* _WRITTEN REQUEST 1_
Copy the GEAR page below word for word.
— begin PAGE EXTRACT —
Image Generation / Autoregressive / Diffusion
GEAR: Guided End-to-End AutoRegression for Image Synthesis
Bin Lin, Zheyuan Liu, Chenguo Lin, Sixiang Chen, Yunyang Ge, Yunlong Lin, Jianwei Zhang, Miles Yang, Zhao Zhong, Liefeng Bo, Li Yuan · Tencent Hunyuan
GEAR: Guided End-to-End AutoRegression for Image Synthesis
Tencent Hunyuan | Peking University
arXiv: 2606.32039 - Submitted June 30, 2026
The Problem
Visual generative models are trained in two stages: (1) a tokenizer (VQ-VAE) is trained for reconstruction, then frozen; (2) a generator (AR transformer or diffusion model) is trained on its latents. This is clean but suboptimal - the tokenizer is blind to whether the latent space it produces is easy for the downstream generator to model. Reconstruction favors high-variance detail; generation favors simple, predictable structure. These goals are in tension.
The Key Insight
What if the AR model could teach the tokenizer which tokens are easy to predict - without collapsing the codebook?
The obstacle is fundamental: VQ index selection is a non-differentiable argmax, so gradients from the AR can't reach the tokenizer. The obvious fix - a straight-through estimator (STE) - collapses (gFID ~105, worse than untrained).
— end PAGE EXTRACT —
— begin RECORDS TO USE —
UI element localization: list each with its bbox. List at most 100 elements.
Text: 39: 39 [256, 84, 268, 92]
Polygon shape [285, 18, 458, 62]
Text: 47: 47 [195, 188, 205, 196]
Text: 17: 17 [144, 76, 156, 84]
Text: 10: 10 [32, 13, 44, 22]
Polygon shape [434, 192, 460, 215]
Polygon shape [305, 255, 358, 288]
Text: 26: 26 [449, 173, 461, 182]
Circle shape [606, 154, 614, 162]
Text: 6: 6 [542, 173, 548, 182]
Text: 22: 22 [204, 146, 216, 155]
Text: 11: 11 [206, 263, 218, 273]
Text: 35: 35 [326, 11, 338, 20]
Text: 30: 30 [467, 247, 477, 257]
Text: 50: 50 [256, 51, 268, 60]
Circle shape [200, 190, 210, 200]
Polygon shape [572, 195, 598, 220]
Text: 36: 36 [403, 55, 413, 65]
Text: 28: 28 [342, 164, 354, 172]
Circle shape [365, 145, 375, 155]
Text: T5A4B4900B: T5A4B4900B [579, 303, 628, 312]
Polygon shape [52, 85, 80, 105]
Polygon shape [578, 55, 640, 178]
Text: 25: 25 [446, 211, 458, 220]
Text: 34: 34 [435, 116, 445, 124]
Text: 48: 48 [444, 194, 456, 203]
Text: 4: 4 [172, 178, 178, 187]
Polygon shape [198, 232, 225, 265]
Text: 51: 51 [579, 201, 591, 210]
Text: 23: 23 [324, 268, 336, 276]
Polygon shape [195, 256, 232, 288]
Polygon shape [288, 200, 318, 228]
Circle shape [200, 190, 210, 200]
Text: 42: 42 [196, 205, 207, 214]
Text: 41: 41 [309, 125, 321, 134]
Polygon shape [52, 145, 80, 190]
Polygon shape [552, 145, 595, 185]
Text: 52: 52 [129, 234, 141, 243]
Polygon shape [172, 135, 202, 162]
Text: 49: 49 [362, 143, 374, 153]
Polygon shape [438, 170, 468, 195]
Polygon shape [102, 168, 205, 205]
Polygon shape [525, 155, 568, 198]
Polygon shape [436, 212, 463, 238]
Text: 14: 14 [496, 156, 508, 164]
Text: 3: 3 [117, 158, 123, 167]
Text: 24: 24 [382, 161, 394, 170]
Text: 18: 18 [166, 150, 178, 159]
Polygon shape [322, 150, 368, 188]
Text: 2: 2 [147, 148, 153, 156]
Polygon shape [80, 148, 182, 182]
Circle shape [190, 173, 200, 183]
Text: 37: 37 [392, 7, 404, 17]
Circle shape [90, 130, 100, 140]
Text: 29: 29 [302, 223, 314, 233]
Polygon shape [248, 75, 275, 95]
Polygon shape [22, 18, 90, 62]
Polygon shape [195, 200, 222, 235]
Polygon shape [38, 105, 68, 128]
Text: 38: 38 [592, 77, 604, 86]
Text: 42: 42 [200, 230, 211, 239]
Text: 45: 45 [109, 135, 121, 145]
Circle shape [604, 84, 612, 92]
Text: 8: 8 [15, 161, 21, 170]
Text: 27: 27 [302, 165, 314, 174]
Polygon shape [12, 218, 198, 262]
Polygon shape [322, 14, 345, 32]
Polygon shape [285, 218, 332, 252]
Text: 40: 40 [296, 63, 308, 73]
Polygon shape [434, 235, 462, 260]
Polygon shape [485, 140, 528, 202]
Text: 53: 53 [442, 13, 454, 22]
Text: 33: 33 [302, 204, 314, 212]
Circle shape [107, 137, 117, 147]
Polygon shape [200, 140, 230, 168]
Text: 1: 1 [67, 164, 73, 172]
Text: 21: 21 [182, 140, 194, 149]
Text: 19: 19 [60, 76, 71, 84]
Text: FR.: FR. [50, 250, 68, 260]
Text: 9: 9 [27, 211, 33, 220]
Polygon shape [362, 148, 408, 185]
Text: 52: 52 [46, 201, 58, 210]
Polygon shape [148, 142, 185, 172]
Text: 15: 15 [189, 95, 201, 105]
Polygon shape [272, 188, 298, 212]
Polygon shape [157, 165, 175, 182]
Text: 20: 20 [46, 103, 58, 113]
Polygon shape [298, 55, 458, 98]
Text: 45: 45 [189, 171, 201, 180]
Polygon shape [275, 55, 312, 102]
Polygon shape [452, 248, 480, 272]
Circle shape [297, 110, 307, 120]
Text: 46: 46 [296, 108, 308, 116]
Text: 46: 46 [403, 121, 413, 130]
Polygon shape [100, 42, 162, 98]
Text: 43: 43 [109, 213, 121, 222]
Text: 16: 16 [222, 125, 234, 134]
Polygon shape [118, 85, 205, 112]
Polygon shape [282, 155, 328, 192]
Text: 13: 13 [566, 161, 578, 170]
— end RECORDS TO USE —
* _WRITTEN REQUEST 2_
Please render lines of the records as a Markdown table with the columns Row and Entry, leaving out blank lines. Begin at the first line of the records and stop after the line that contains "Text: 26: 26 [449, 173, 461, 182]".

* _TASK SOLUTION 1_
Image Generation / Autoregressive / Diffusion
GEAR: Guided End-to-End AutoRegression for Image Synthesis
Bin Lin, Zheyuan Liu, Chenguo Lin, Sixiang Chen, Yunyang Ge, Yunlong Lin, Jianwei Zhang, Miles Yang, Zhao Zhong, Liefeng Bo, Li Yuan · Tencent Hunyuan
GEAR: Guided End-to-End AutoRegression for Image Synthesis
Tencent Hunyuan | Peking University
arXiv: 2606.32039 - Submitted June 30, 2026
The Problem
Visual generative models are trained in two stages: (1) a tokenizer (VQ-VAE) is trained for reconstruction, then frozen; (2) a generator (AR transformer or diffusion model) is trained on its latents. This is clean but suboptimal - the tokenizer is blind to whether the latent space it produces is easy for the downstream generator to model. Reconstruction favors high-variance detail; generation favors simple, predictable structure. These goals are in tension.
The Key Insight
What if the AR model could teach the tokenizer which tokens are easy to predict - without collapsing the codebook?
The obstacle is fundamental: VQ index selection is a non-differentiable argmax, so gradients from the AR can't reach the tokenizer. The obvious fix - a straight-through estimator (STE) - collapses (gFID ~105, worse than untrained).

* _TASK SOLUTION 2_
| Row | Entry |
|---|---|
| 1 | UI element localization: list each with its bbox. List at most 100 elements. |
| 2 | Text: 39: 39 [256, 84, 268, 92] |
| 3 | Polygon shape [285, 18, 458, 62] |
| 4 | Text: 47: 47 [195, 188, 205, 196] |
| 5 | Text: 17: 17 [144, 76, 156, 84] |
| 6 | Text: 10: 10 [32, 13, 44, 22] |
| 7 | Polygon shape [434, 192, 460, 215] |
| 8 | Polygon shape [305, 255, 358, 288] |
| 9 | Text: 26: 26 [449, 173, 461, 182] |